> **DIRECTIONS FOR THIS TASK**: Omit all images. Transcribe the rest of the material below exactly.

[Dataset items]
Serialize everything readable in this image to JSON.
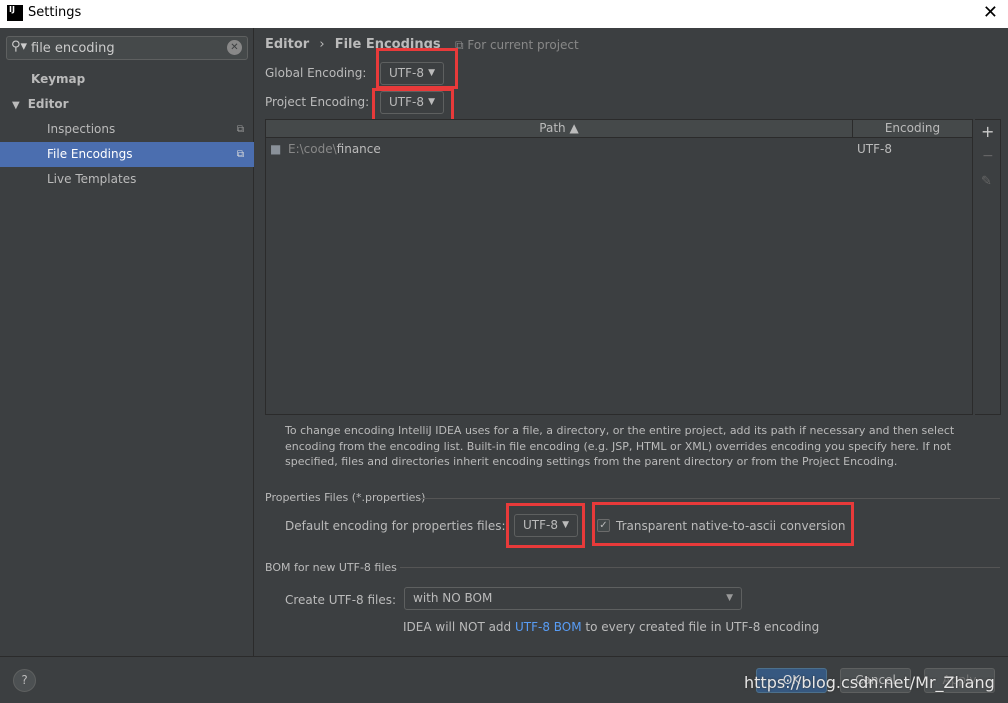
{
  "window": {
    "title": "Settings",
    "app_icon": "IJ"
  },
  "sidebar": {
    "search_value": "file encoding",
    "items": [
      {
        "label": "Keymap"
      },
      {
        "label": "Editor"
      },
      {
        "label": "Inspections"
      },
      {
        "label": "File Encodings"
      },
      {
        "label": "Live Templates"
      }
    ]
  },
  "breadcrumb": {
    "parent": "Editor",
    "separator": "›",
    "current": "File Encodings",
    "scope": "For current project"
  },
  "global_encoding": {
    "label": "Global Encoding:",
    "value": "UTF-8"
  },
  "project_encoding": {
    "label": "Project Encoding:",
    "value": "UTF-8"
  },
  "table": {
    "columns": [
      "Path ▲",
      "Encoding"
    ],
    "rows": [
      {
        "path_prefix": "E:\\code\\",
        "path_name": "finance",
        "encoding": "UTF-8"
      }
    ]
  },
  "table_tools": {
    "add": "+",
    "remove": "−",
    "edit": "✎"
  },
  "help_text": "To change encoding IntelliJ IDEA uses for a file, a directory, or the entire project, add its path if necessary and then select encoding from the encoding list. Built-in file encoding (e.g. JSP, HTML or XML) overrides encoding you specify here. If not specified, files and directories inherit encoding settings from the parent directory or from the Project Encoding.",
  "properties": {
    "group": "Properties Files (*.properties)",
    "label": "Default encoding for properties files:",
    "value": "UTF-8",
    "checkbox_label": "Transparent native-to-ascii conversion",
    "checked": true
  },
  "bom": {
    "group": "BOM for new UTF-8 files",
    "label": "Create UTF-8 files:",
    "value": "with NO BOM",
    "note_prefix": "IDEA will NOT add ",
    "note_link": "UTF-8 BOM",
    "note_suffix": " to every created file in UTF-8 encoding"
  },
  "footer": {
    "help": "?",
    "ok": "OK",
    "cancel": "Cancel",
    "apply": "Apply"
  },
  "watermark": "https://blog.csdn.net/Mr_Zhang",
  "colors": {
    "selection": "#4b6eaf",
    "link": "#589df6",
    "annotation": "#e83a3a",
    "ok_button": "#365880"
  }
}
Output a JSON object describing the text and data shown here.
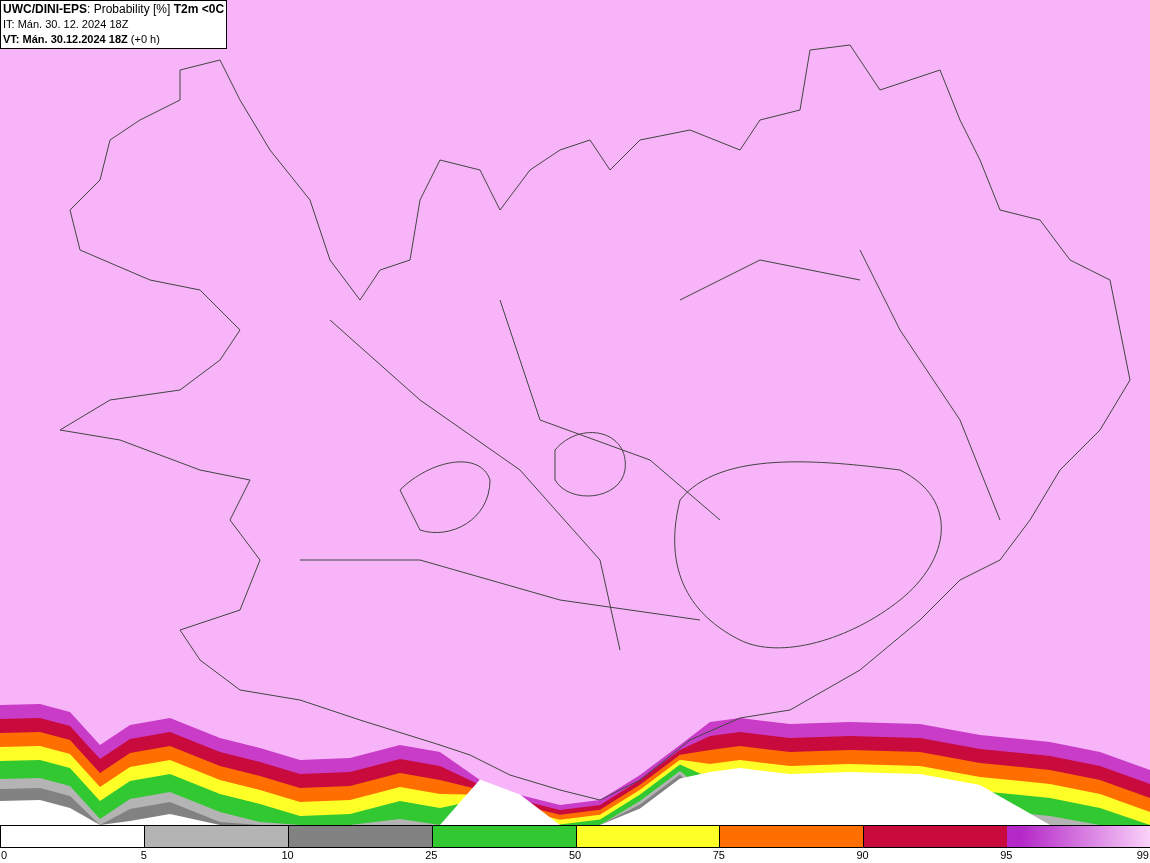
{
  "header": {
    "title": "**UWC/DINI-EPS**: Probability [%] **T2m <0C**",
    "initial_time": "IT: Mán. 30. 12. 2024 18Z",
    "valid_time": "**VT: Mán. 30.12.2024 18Z** (+0 h)"
  },
  "legend": {
    "segments": [
      {
        "color": "#ffffff"
      },
      {
        "color": "#b4b4b4"
      },
      {
        "color": "#828282"
      },
      {
        "color": "#32c832"
      },
      {
        "color": "#ffff28"
      },
      {
        "color": "#ff6e00"
      },
      {
        "color": "#c80a3c"
      },
      {
        "color": "#b428c8"
      }
    ],
    "ticks": [
      "0",
      "5",
      "10",
      "25",
      "50",
      "75",
      "90",
      "95",
      "99"
    ]
  }
}
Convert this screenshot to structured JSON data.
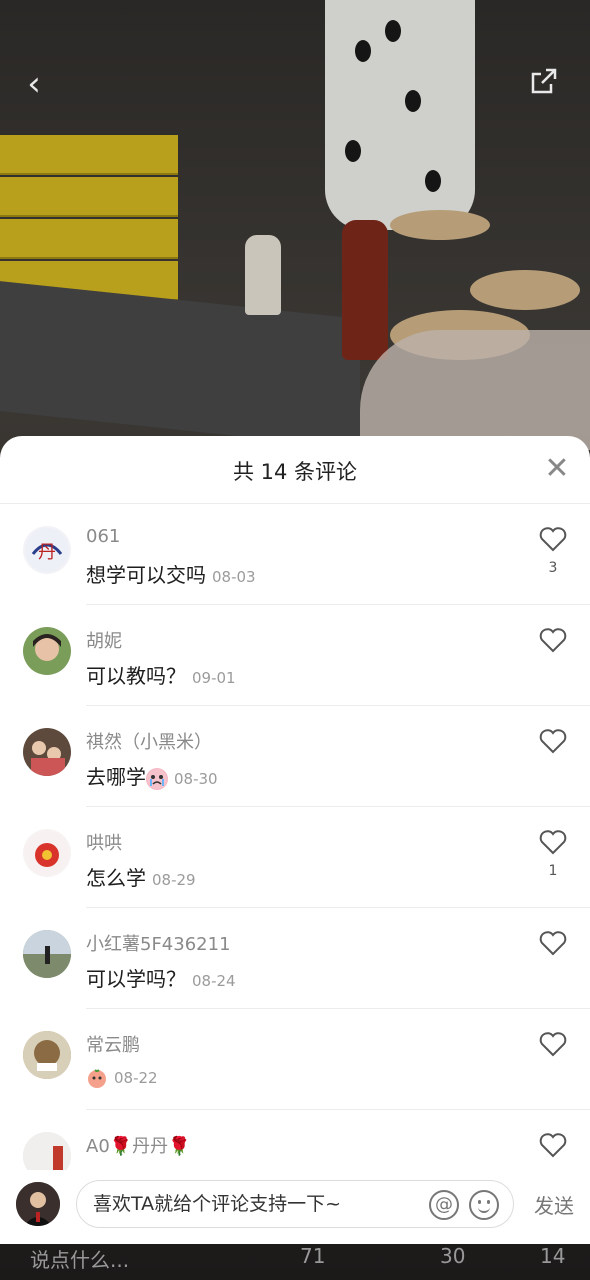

> **TASK SOLUTION**:
Serialize everything readable in this image to JSON.
{
  "window": {
    "title": "Settings",
    "app_icon": "IJ"
  },
  "sidebar": {
    "search_value": "file encoding",
    "items": [
      {
        "label": "Keymap"
      },
      {
        "label": "Editor"
      },
      {
        "label": "Inspections"
      },
      {
        "label": "File Encodings"
      },
      {
        "label": "Live Templates"
      }
    ]
  },
  "breadcrumb": {
    "parent": "Editor",
    "separator": "›",
    "current": "File Encodings",
    "scope": "For current project"
  },
  "global_encoding": {
    "label": "Global Encoding:",
    "value": "UTF-8"
  },
  "project_encoding": {
    "label": "Project Encoding:",
    "value": "UTF-8"
  },
  "table": {
    "columns": [
      "Path ▲",
      "Encoding"
    ],
    "rows": [
      {
        "path_prefix": "E:\\code\\",
        "path_name": "finance",
        "encoding": "UTF-8"
      }
    ]
  },
  "table_tools": {
    "add": "+",
    "remove": "−",
    "edit": "✎"
  },
  "help_text": "To change encoding IntelliJ IDEA uses for a file, a directory, or the entire project, add its path if necessary and then select encoding from the encoding list. Built-in file encoding (e.g. JSP, HTML or XML) overrides encoding you specify here. If not specified, files and directories inherit encoding settings from the parent directory or from the Project Encoding.",
  "properties": {
    "group": "Properties Files (*.properties)",
    "label": "Default encoding for properties files:",
    "value": "UTF-8",
    "checkbox_label": "Transparent native-to-ascii conversion",
    "checked": true
  },
  "bom": {
    "group": "BOM for new UTF-8 files",
    "label": "Create UTF-8 files:",
    "value": "with NO BOM",
    "note_prefix": "IDEA will NOT add ",
    "note_link": "UTF-8 BOM",
    "note_suffix": " to every created file in UTF-8 encoding"
  },
  "footer": {
    "help": "?",
    "ok": "OK",
    "cancel": "Cancel",
    "apply": "Apply"
  },
  "watermark": "https://blog.csdn.net/Mr_Zhang",
  "colors": {
    "selection": "#4b6eaf",
    "link": "#589df6",
    "annotation": "#e83a3a",
    "ok_button": "#365880"
  }
}
Output a JSON object describing the text and data shown here.
{
  "header": {
    "title": "**UWC/DINI-EPS**: Probability [%] **T2m <0C**",
    "initial_time": "IT: Mán. 30. 12. 2024 18Z",
    "valid_time": "**VT: Mán. 30.12.2024 18Z** (+0 h)"
  },
  "legend": {
    "segments": [
      {
        "color": "#ffffff"
      },
      {
        "color": "#b4b4b4"
      },
      {
        "color": "#828282"
      },
      {
        "color": "#32c832"
      },
      {
        "color": "#ffff28"
      },
      {
        "color": "#ff6e00"
      },
      {
        "color": "#c80a3c"
      },
      {
        "color": "#b428c8"
      }
    ],
    "ticks": [
      "0",
      "5",
      "10",
      "25",
      "50",
      "75",
      "90",
      "95",
      "99"
    ]
  }
}
Convert this screenshot to structured JSON data.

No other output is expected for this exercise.